Entries with figure data
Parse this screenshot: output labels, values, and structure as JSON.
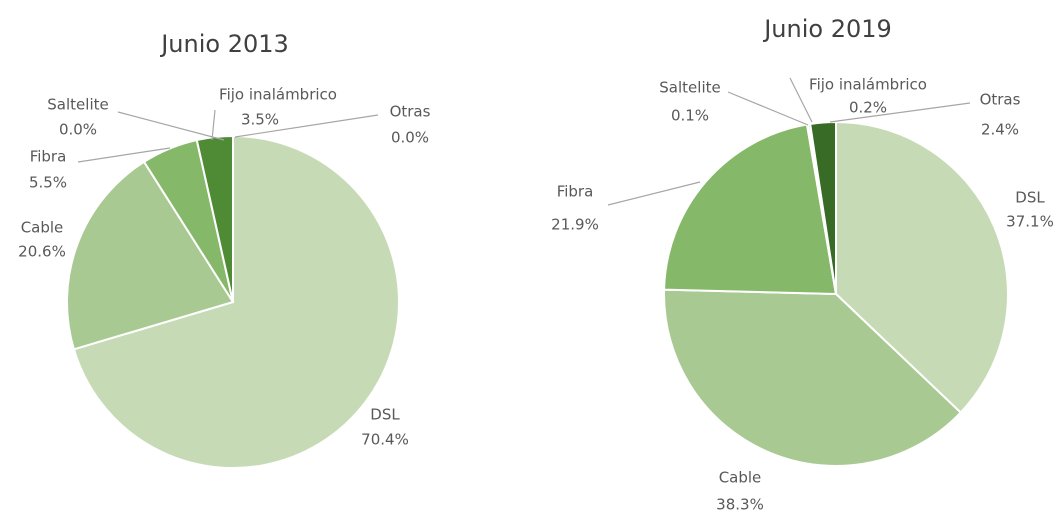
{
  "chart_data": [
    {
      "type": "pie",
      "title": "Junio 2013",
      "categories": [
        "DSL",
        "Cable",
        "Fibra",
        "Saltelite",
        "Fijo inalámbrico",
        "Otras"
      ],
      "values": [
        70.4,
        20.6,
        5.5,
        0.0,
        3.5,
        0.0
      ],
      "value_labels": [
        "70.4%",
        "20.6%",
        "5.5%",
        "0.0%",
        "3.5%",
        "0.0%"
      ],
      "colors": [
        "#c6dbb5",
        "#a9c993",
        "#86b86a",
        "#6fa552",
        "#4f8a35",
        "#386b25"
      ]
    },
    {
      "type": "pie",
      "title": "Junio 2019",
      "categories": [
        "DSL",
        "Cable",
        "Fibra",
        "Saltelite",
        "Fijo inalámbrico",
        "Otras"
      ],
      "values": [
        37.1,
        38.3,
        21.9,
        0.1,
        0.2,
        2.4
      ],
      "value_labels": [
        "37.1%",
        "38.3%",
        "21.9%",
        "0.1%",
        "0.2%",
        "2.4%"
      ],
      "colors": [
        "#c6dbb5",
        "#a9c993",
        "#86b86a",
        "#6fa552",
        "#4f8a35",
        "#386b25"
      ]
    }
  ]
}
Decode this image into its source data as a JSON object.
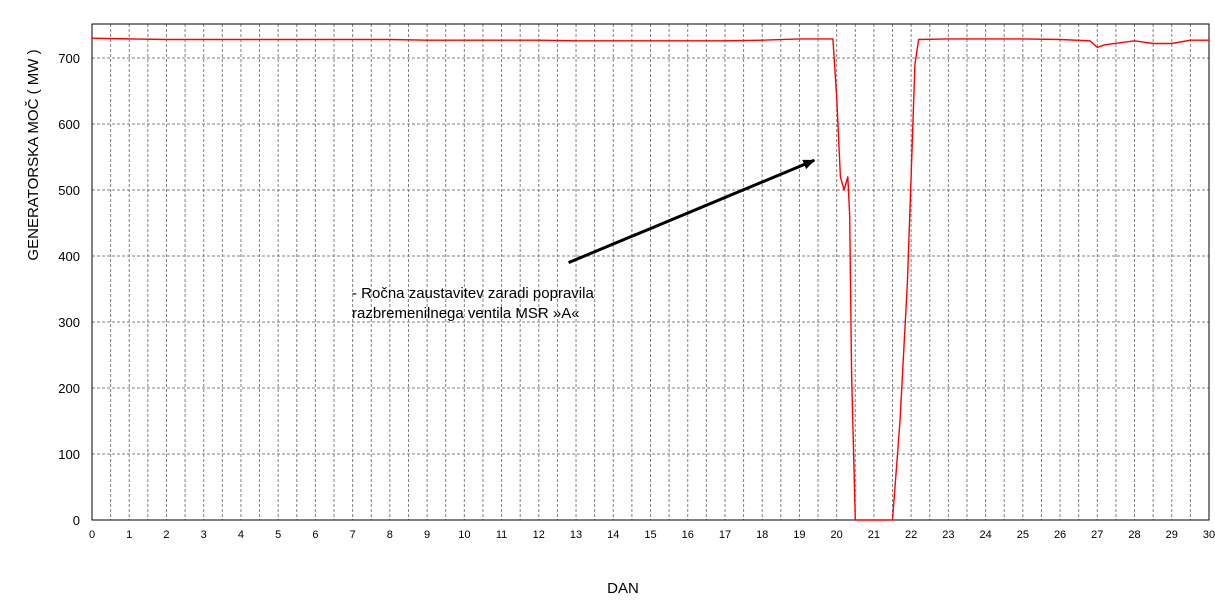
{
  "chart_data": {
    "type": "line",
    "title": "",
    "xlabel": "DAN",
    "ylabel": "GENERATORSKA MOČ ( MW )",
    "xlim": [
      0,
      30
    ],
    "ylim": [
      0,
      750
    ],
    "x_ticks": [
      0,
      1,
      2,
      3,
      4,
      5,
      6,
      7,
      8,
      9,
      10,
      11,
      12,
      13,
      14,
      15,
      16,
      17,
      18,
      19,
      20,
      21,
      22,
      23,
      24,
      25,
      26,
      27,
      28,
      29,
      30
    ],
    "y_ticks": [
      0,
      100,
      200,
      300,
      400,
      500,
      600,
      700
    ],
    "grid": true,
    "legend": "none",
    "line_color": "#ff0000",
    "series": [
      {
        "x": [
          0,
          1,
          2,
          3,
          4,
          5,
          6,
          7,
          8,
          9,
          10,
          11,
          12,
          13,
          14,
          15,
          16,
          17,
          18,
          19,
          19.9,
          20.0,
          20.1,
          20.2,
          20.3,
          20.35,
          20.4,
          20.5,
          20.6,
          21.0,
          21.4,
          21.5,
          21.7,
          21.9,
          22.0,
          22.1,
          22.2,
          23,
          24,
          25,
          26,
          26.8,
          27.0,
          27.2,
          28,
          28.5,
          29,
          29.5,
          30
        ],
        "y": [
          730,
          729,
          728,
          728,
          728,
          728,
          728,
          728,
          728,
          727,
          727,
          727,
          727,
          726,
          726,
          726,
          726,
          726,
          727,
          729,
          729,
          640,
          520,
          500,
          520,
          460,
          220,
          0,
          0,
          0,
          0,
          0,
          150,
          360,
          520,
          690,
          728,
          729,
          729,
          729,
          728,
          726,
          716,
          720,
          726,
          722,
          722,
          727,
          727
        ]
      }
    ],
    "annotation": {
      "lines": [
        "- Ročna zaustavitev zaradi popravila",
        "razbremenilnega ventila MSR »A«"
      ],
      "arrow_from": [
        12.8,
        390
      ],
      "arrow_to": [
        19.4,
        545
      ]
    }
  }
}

Exercise directions
Search the data for the string "title". List each line that has it.

Result of the task
      "title": "Junio 2013",
      "title": "Junio 2019",
    "title": "",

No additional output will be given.